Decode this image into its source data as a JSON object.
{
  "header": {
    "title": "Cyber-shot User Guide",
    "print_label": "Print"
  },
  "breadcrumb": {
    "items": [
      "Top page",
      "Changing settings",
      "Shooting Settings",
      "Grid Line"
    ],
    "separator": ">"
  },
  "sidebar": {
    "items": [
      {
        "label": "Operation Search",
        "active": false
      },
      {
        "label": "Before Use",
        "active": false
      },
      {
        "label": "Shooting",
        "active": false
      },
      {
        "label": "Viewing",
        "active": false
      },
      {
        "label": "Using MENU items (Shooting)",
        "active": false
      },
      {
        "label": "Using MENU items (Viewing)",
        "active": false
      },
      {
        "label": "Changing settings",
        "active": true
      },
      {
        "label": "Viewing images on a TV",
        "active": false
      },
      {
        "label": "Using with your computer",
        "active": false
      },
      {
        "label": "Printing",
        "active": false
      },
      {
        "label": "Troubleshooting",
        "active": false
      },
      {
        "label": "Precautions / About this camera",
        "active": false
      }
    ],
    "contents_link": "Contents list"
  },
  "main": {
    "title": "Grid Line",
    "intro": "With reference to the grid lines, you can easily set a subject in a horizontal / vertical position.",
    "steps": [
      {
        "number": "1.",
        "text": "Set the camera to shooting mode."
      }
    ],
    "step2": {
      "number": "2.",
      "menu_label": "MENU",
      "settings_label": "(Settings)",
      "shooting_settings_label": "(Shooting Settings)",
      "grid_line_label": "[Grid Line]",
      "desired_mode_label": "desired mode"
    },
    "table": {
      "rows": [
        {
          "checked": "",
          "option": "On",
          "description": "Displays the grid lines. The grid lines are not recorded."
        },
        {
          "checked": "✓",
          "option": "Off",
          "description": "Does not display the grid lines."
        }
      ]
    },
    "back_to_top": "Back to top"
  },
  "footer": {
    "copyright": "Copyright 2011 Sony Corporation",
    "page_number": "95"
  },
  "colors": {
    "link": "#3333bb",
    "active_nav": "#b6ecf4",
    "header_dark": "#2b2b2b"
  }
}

- - - -

SET TASK:
Please repeat all the records above exactly as they appear.

SOLUTION FOR THIS PROBLEM:
Decode this image into its source data as a JSON object.
{
  "header": {
    "title": "Cyber-shot User Guide",
    "print_label": "Print"
  },
  "breadcrumb": {
    "items": [
      "Top page",
      "Changing settings",
      "Shooting Settings",
      "Grid Line"
    ],
    "separator": ">"
  },
  "sidebar": {
    "items": [
      {
        "label": "Operation Search",
        "active": false
      },
      {
        "label": "Before Use",
        "active": false
      },
      {
        "label": "Shooting",
        "active": false
      },
      {
        "label": "Viewing",
        "active": false
      },
      {
        "label": "Using MENU items (Shooting)",
        "active": false
      },
      {
        "label": "Using MENU items (Viewing)",
        "active": false
      },
      {
        "label": "Changing settings",
        "active": true
      },
      {
        "label": "Viewing images on a TV",
        "active": false
      },
      {
        "label": "Using with your computer",
        "active": false
      },
      {
        "label": "Printing",
        "active": false
      },
      {
        "label": "Troubleshooting",
        "active": false
      },
      {
        "label": "Precautions / About this camera",
        "active": false
      }
    ],
    "contents_link": "Contents list"
  },
  "main": {
    "title": "Grid Line",
    "intro": "With reference to the grid lines, you can easily set a subject in a horizontal / vertical position.",
    "steps": [
      {
        "number": "1.",
        "text": "Set the camera to shooting mode."
      }
    ],
    "step2": {
      "number": "2.",
      "menu_label": "MENU",
      "settings_label": "(Settings)",
      "shooting_settings_label": "(Shooting Settings)",
      "grid_line_label": "[Grid Line]",
      "desired_mode_label": "desired mode"
    },
    "table": {
      "rows": [
        {
          "checked": "",
          "option": "On",
          "description": "Displays the grid lines. The grid lines are not recorded."
        },
        {
          "checked": "✓",
          "option": "Off",
          "description": "Does not display the grid lines."
        }
      ]
    },
    "back_to_top": "Back to top"
  },
  "footer": {
    "copyright": "Copyright 2011 Sony Corporation",
    "page_number": "95"
  },
  "colors": {
    "link": "#3333bb",
    "active_nav": "#b6ecf4",
    "header_dark": "#2b2b2b"
  }
}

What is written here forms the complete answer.